Exercise task ▸
Pictures stay out of the copy; set down each line of the listing below exactly.

Records from a dataset
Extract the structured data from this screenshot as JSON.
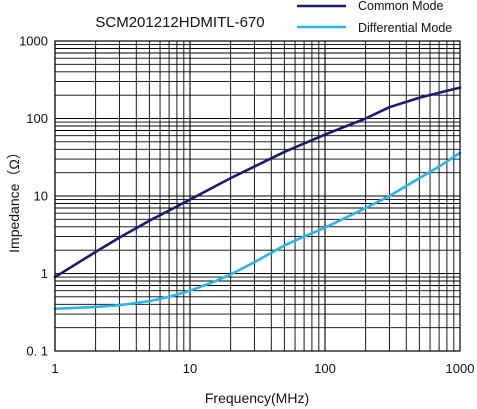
{
  "chart_data": {
    "type": "line",
    "title": "SCM201212HDMITL-670",
    "xlabel": "Frequency(MHz)",
    "ylabel": "Impedance（Ω）",
    "x_scale": "log",
    "y_scale": "log",
    "xlim": [
      1,
      1000
    ],
    "ylim": [
      0.1,
      1000
    ],
    "x_ticks": [
      1,
      10,
      100,
      1000
    ],
    "x_tick_labels": [
      "1",
      "10",
      "100",
      "1000"
    ],
    "y_ticks": [
      0.1,
      1,
      10,
      100,
      1000
    ],
    "y_tick_labels": [
      "0. 1",
      "1",
      "10",
      "100",
      "1000"
    ],
    "grid": true,
    "legend_position": "top-right",
    "series": [
      {
        "name": "Common Mode",
        "color": "#1a1a6e",
        "x": [
          1,
          2,
          3,
          5,
          7,
          10,
          20,
          30,
          50,
          100,
          200,
          300,
          500,
          700,
          1000
        ],
        "y": [
          0.9,
          1.9,
          2.9,
          4.8,
          6.5,
          9,
          17,
          24,
          37,
          62,
          100,
          140,
          185,
          215,
          250
        ]
      },
      {
        "name": "Differential Mode",
        "color": "#29b6e8",
        "x": [
          1,
          2,
          3,
          5,
          7,
          10,
          15,
          20,
          30,
          50,
          70,
          100,
          200,
          300,
          500,
          700,
          1000
        ],
        "y": [
          0.35,
          0.37,
          0.39,
          0.44,
          0.5,
          0.6,
          0.78,
          0.97,
          1.4,
          2.3,
          3.0,
          3.9,
          7.0,
          10,
          17,
          24,
          36
        ]
      }
    ]
  }
}
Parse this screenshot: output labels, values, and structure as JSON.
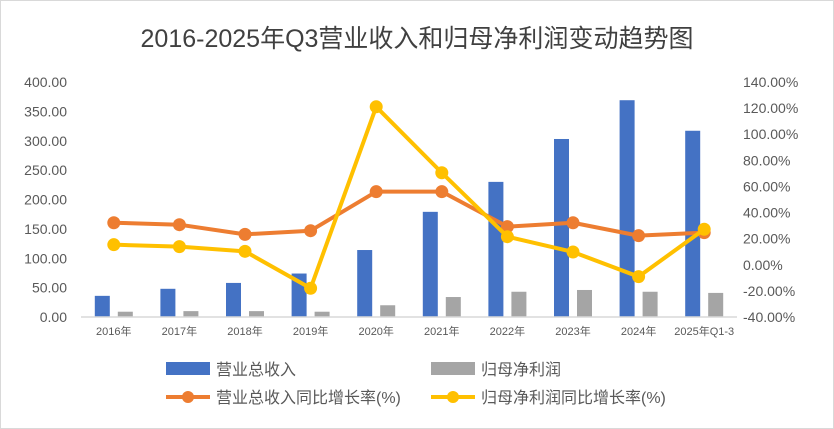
{
  "chart_data": {
    "type": "bar+line",
    "title": "2016-2025年Q3营业收入和归母净利润变动趋势图",
    "categories": [
      "2016年",
      "2017年",
      "2018年",
      "2019年",
      "2020年",
      "2021年",
      "2022年",
      "2023年",
      "2024年",
      "2025年Q1-3"
    ],
    "left_axis": {
      "min": 0,
      "max": 400,
      "step": 50,
      "ticks": [
        "0.00",
        "50.00",
        "100.00",
        "150.00",
        "200.00",
        "250.00",
        "300.00",
        "350.00",
        "400.00"
      ]
    },
    "right_axis": {
      "min": -40,
      "max": 140,
      "step": 20,
      "ticks": [
        "-40.00%",
        "-20.00%",
        "0.00%",
        "20.00%",
        "40.00%",
        "60.00%",
        "80.00%",
        "100.00%",
        "120.00%",
        "140.00%"
      ]
    },
    "series": [
      {
        "name": "营业总收入",
        "type": "bar",
        "axis": "left",
        "color": "#4472C4",
        "values": [
          36,
          48,
          58,
          74,
          114,
          179,
          230,
          303,
          369,
          317
        ]
      },
      {
        "name": "归母净利润",
        "type": "bar",
        "axis": "left",
        "color": "#A5A5A5",
        "values": [
          9,
          10,
          10,
          9,
          20,
          34,
          43,
          46,
          43,
          41
        ]
      },
      {
        "name": "营业总收入同比增长率(%)",
        "type": "line",
        "axis": "right",
        "color": "#ED7D31",
        "values": [
          32.2,
          30.7,
          23.3,
          26.1,
          56,
          56,
          29.2,
          32.2,
          22.3,
          24.6
        ]
      },
      {
        "name": "归母净利润同比增长率(%)",
        "type": "line",
        "axis": "right",
        "color": "#FFC000",
        "values": [
          15.4,
          13.9,
          10.3,
          -18,
          121,
          70.5,
          21.5,
          9.8,
          -9.1,
          27.2
        ]
      }
    ],
    "grid": false,
    "legend_position": "bottom"
  }
}
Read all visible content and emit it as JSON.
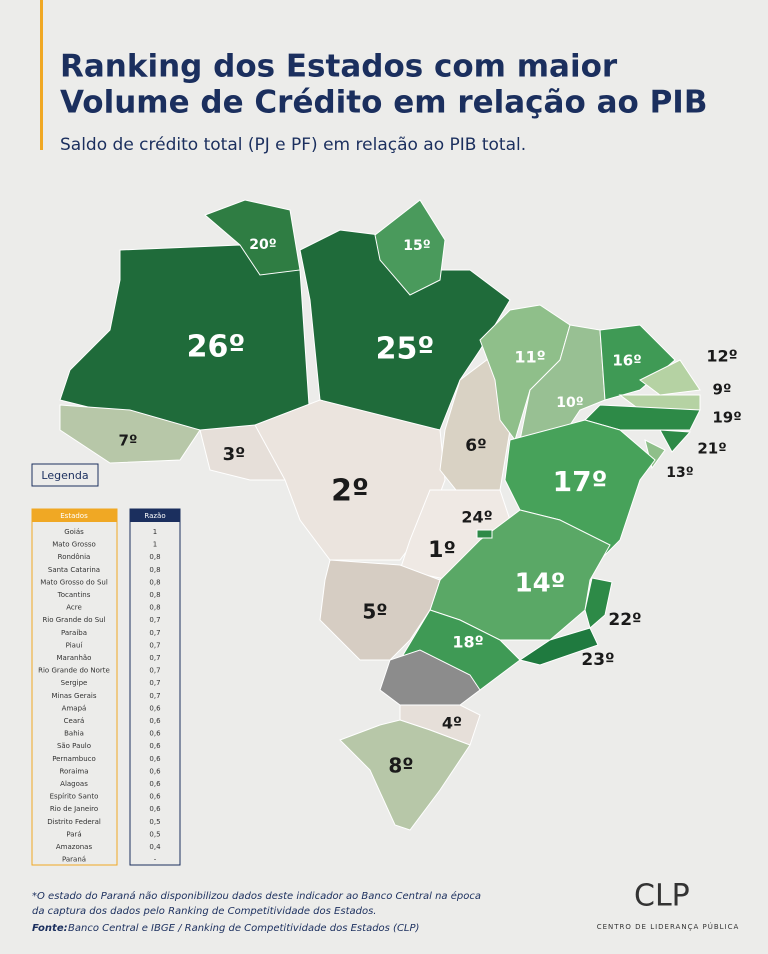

Written reply ▸
Extract the structured data from this screenshot as JSON.
{
  "chart_data": {
    "type": "line",
    "title": "SCM201212HDMITL-670",
    "xlabel": "Frequency(MHz)",
    "ylabel": "Impedance（Ω）",
    "x_scale": "log",
    "y_scale": "log",
    "xlim": [
      1,
      1000
    ],
    "ylim": [
      0.1,
      1000
    ],
    "x_ticks": [
      1,
      10,
      100,
      1000
    ],
    "x_tick_labels": [
      "1",
      "10",
      "100",
      "1000"
    ],
    "y_ticks": [
      0.1,
      1,
      10,
      100,
      1000
    ],
    "y_tick_labels": [
      "0. 1",
      "1",
      "10",
      "100",
      "1000"
    ],
    "grid": true,
    "legend_position": "top-right",
    "series": [
      {
        "name": "Common Mode",
        "color": "#1a1a6e",
        "x": [
          1,
          2,
          3,
          5,
          7,
          10,
          20,
          30,
          50,
          100,
          200,
          300,
          500,
          700,
          1000
        ],
        "y": [
          0.9,
          1.9,
          2.9,
          4.8,
          6.5,
          9,
          17,
          24,
          37,
          62,
          100,
          140,
          185,
          215,
          250
        ]
      },
      {
        "name": "Differential Mode",
        "color": "#29b6e8",
        "x": [
          1,
          2,
          3,
          5,
          7,
          10,
          15,
          20,
          30,
          50,
          70,
          100,
          200,
          300,
          500,
          700,
          1000
        ],
        "y": [
          0.35,
          0.37,
          0.39,
          0.44,
          0.5,
          0.6,
          0.78,
          0.97,
          1.4,
          2.3,
          3.0,
          3.9,
          7.0,
          10,
          17,
          24,
          36
        ]
      }
    ]
  }
}
Parse this screenshot: output labels, values, and structure as JSON.
{
  "chart_data": {
    "type": "bar+line",
    "title": "2016-2025年Q3营业收入和归母净利润变动趋势图",
    "categories": [
      "2016年",
      "2017年",
      "2018年",
      "2019年",
      "2020年",
      "2021年",
      "2022年",
      "2023年",
      "2024年",
      "2025年Q1-3"
    ],
    "left_axis": {
      "min": 0,
      "max": 400,
      "step": 50,
      "ticks": [
        "0.00",
        "50.00",
        "100.00",
        "150.00",
        "200.00",
        "250.00",
        "300.00",
        "350.00",
        "400.00"
      ]
    },
    "right_axis": {
      "min": -40,
      "max": 140,
      "step": 20,
      "ticks": [
        "-40.00%",
        "-20.00%",
        "0.00%",
        "20.00%",
        "40.00%",
        "60.00%",
        "80.00%",
        "100.00%",
        "120.00%",
        "140.00%"
      ]
    },
    "series": [
      {
        "name": "营业总收入",
        "type": "bar",
        "axis": "left",
        "color": "#4472C4",
        "values": [
          36,
          48,
          58,
          74,
          114,
          179,
          230,
          303,
          369,
          317
        ]
      },
      {
        "name": "归母净利润",
        "type": "bar",
        "axis": "left",
        "color": "#A5A5A5",
        "values": [
          9,
          10,
          10,
          9,
          20,
          34,
          43,
          46,
          43,
          41
        ]
      },
      {
        "name": "营业总收入同比增长率(%)",
        "type": "line",
        "axis": "right",
        "color": "#ED7D31",
        "values": [
          32.2,
          30.7,
          23.3,
          26.1,
          56,
          56,
          29.2,
          32.2,
          22.3,
          24.6
        ]
      },
      {
        "name": "归母净利润同比增长率(%)",
        "type": "line",
        "axis": "right",
        "color": "#FFC000",
        "values": [
          15.4,
          13.9,
          10.3,
          -18,
          121,
          70.5,
          21.5,
          9.8,
          -9.1,
          27.2
        ]
      }
    ],
    "grid": false,
    "legend_position": "bottom"
  }
}
Read all visible content and emit it as JSON.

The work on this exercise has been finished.